Copy out every line of the material below without changing a single character.

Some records
####################

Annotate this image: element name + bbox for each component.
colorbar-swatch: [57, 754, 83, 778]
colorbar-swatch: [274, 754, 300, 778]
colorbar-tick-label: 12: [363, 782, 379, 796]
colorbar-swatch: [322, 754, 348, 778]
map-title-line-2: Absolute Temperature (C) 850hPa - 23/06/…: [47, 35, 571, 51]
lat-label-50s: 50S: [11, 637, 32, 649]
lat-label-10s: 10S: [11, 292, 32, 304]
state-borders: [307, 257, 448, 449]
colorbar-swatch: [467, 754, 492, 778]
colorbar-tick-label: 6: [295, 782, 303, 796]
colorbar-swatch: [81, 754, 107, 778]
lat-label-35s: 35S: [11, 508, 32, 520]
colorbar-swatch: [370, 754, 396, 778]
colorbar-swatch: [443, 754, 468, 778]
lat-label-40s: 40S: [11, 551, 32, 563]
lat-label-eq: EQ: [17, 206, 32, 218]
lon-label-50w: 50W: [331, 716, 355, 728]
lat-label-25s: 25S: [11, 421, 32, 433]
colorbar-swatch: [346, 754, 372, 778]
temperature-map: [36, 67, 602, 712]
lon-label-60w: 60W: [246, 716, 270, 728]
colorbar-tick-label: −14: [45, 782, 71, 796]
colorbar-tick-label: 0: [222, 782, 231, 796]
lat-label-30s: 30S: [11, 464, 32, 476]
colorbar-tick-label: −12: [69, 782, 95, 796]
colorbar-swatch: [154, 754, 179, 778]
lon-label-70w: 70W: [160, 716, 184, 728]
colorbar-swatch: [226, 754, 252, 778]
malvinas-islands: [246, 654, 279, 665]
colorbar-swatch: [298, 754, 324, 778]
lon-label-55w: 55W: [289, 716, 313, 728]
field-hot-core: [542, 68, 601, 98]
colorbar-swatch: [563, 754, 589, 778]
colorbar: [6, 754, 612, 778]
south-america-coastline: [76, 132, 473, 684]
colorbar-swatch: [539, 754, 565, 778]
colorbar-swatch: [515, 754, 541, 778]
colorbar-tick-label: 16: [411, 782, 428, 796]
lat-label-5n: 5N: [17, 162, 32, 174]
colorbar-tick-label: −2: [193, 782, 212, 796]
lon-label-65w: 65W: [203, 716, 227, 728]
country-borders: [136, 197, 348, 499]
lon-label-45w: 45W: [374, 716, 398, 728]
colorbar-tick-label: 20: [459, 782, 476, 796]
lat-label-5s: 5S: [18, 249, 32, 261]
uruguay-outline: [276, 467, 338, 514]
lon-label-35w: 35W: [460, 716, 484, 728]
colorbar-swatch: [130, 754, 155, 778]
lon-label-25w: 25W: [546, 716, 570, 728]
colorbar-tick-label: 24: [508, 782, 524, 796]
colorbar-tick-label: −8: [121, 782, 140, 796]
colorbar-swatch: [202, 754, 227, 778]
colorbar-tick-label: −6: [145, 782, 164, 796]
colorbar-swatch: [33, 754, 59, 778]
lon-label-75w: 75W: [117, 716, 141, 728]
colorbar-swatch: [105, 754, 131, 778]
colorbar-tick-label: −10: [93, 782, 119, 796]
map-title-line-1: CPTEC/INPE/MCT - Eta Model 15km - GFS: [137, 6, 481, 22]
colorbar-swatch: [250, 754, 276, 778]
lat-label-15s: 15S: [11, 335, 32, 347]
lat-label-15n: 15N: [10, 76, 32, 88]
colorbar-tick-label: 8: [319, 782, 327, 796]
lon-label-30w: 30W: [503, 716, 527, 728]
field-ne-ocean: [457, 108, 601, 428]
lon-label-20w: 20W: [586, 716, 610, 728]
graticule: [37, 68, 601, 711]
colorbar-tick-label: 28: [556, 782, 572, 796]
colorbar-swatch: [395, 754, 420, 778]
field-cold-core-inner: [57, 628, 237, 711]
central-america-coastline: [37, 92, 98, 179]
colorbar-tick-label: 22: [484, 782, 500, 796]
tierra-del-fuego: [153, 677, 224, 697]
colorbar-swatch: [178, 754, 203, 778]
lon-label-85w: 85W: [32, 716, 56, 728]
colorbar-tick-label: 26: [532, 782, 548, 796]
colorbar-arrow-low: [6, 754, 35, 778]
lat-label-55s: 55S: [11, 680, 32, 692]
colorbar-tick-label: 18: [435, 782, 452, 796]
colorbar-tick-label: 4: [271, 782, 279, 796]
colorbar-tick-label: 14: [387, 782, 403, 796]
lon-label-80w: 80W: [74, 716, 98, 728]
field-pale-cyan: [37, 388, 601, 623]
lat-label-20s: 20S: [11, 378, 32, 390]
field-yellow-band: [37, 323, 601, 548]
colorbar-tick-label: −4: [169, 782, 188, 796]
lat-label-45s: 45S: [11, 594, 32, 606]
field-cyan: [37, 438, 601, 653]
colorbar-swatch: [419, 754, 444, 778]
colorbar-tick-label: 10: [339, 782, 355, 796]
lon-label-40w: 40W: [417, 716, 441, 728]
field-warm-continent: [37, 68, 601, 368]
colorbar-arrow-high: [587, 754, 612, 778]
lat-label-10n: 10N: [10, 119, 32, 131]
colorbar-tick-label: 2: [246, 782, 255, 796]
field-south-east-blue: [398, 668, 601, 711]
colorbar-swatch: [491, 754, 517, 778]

####################

> **REPLY**
Annotate this image: element name + bbox for each component.
colorbar-swatch: [57, 754, 83, 778]
colorbar-swatch: [274, 754, 300, 778]
colorbar-tick-label: 12: [363, 782, 379, 796]
colorbar-swatch: [322, 754, 348, 778]
map-title-line-2: Absolute Temperature (C) 850hPa - 23/06/…: [47, 35, 571, 51]
lat-label-50s: 50S: [11, 637, 32, 649]
lat-label-10s: 10S: [11, 292, 32, 304]
state-borders: [307, 257, 448, 449]
colorbar-swatch: [467, 754, 492, 778]
colorbar-tick-label: 6: [295, 782, 303, 796]
colorbar-swatch: [81, 754, 107, 778]
lat-label-35s: 35S: [11, 508, 32, 520]
colorbar-swatch: [370, 754, 396, 778]
colorbar-swatch: [443, 754, 468, 778]
lat-label-40s: 40S: [11, 551, 32, 563]
lat-label-eq: EQ: [17, 206, 32, 218]
lon-label-50w: 50W: [331, 716, 355, 728]
lat-label-25s: 25S: [11, 421, 32, 433]
colorbar-swatch: [346, 754, 372, 778]
temperature-map: [36, 67, 602, 712]
lon-label-60w: 60W: [246, 716, 270, 728]
colorbar-tick-label: −14: [45, 782, 71, 796]
colorbar-tick-label: 0: [222, 782, 231, 796]
lat-label-30s: 30S: [11, 464, 32, 476]
colorbar-tick-label: −12: [69, 782, 95, 796]
colorbar-swatch: [154, 754, 179, 778]
lon-label-70w: 70W: [160, 716, 184, 728]
colorbar-swatch: [226, 754, 252, 778]
malvinas-islands: [246, 654, 279, 665]
colorbar-swatch: [298, 754, 324, 778]
lon-label-55w: 55W: [289, 716, 313, 728]
field-hot-core: [542, 68, 601, 98]
colorbar-swatch: [563, 754, 589, 778]
colorbar: [6, 754, 612, 778]
south-america-coastline: [76, 132, 473, 684]
colorbar-swatch: [539, 754, 565, 778]
colorbar-swatch: [515, 754, 541, 778]
colorbar-tick-label: 16: [411, 782, 428, 796]
lat-label-5n: 5N: [17, 162, 32, 174]
colorbar-tick-label: −2: [193, 782, 212, 796]
lon-label-65w: 65W: [203, 716, 227, 728]
country-borders: [136, 197, 348, 499]
lon-label-45w: 45W: [374, 716, 398, 728]
colorbar-tick-label: 20: [459, 782, 476, 796]
lat-label-5s: 5S: [18, 249, 32, 261]
uruguay-outline: [276, 467, 338, 514]
lon-label-35w: 35W: [460, 716, 484, 728]
colorbar-swatch: [130, 754, 155, 778]
lon-label-25w: 25W: [546, 716, 570, 728]
colorbar-tick-label: 24: [508, 782, 524, 796]
colorbar-tick-label: −8: [121, 782, 140, 796]
colorbar-swatch: [202, 754, 227, 778]
colorbar-tick-label: −6: [145, 782, 164, 796]
colorbar-swatch: [33, 754, 59, 778]
lon-label-75w: 75W: [117, 716, 141, 728]
colorbar-swatch: [105, 754, 131, 778]
colorbar-tick-label: −10: [93, 782, 119, 796]
map-title-line-1: CPTEC/INPE/MCT - Eta Model 15km - GFS: [137, 6, 481, 22]
colorbar-swatch: [250, 754, 276, 778]
lat-label-15s: 15S: [11, 335, 32, 347]
lat-label-15n: 15N: [10, 76, 32, 88]
colorbar-tick-label: 8: [319, 782, 327, 796]
lon-label-30w: 30W: [503, 716, 527, 728]
field-ne-ocean: [457, 108, 601, 428]
lon-label-20w: 20W: [586, 716, 610, 728]
graticule: [37, 68, 601, 711]
colorbar-tick-label: 28: [556, 782, 572, 796]
colorbar-swatch: [395, 754, 420, 778]
field-cold-core-inner: [57, 628, 237, 711]
central-america-coastline: [37, 92, 98, 179]
colorbar-tick-label: 22: [484, 782, 500, 796]
tierra-del-fuego: [153, 677, 224, 697]
colorbar-swatch: [178, 754, 203, 778]
lon-label-85w: 85W: [32, 716, 56, 728]
colorbar-tick-label: 26: [532, 782, 548, 796]
colorbar-arrow-low: [6, 754, 35, 778]
lat-label-55s: 55S: [11, 680, 32, 692]
colorbar-tick-label: 18: [435, 782, 452, 796]
colorbar-tick-label: 4: [271, 782, 279, 796]
colorbar-tick-label: 14: [387, 782, 403, 796]
lon-label-80w: 80W: [74, 716, 98, 728]
field-pale-cyan: [37, 388, 601, 623]
lat-label-20s: 20S: [11, 378, 32, 390]
field-yellow-band: [37, 323, 601, 548]
colorbar-tick-label: −4: [169, 782, 188, 796]
lat-label-45s: 45S: [11, 594, 32, 606]
field-cyan: [37, 438, 601, 653]
colorbar-swatch: [419, 754, 444, 778]
colorbar-tick-label: 10: [339, 782, 355, 796]
lon-label-40w: 40W: [417, 716, 441, 728]
field-warm-continent: [37, 68, 601, 368]
colorbar-arrow-high: [587, 754, 612, 778]
lat-label-10n: 10N: [10, 119, 32, 131]
colorbar-tick-label: 2: [246, 782, 255, 796]
field-south-east-blue: [398, 668, 601, 711]
colorbar-swatch: [491, 754, 517, 778]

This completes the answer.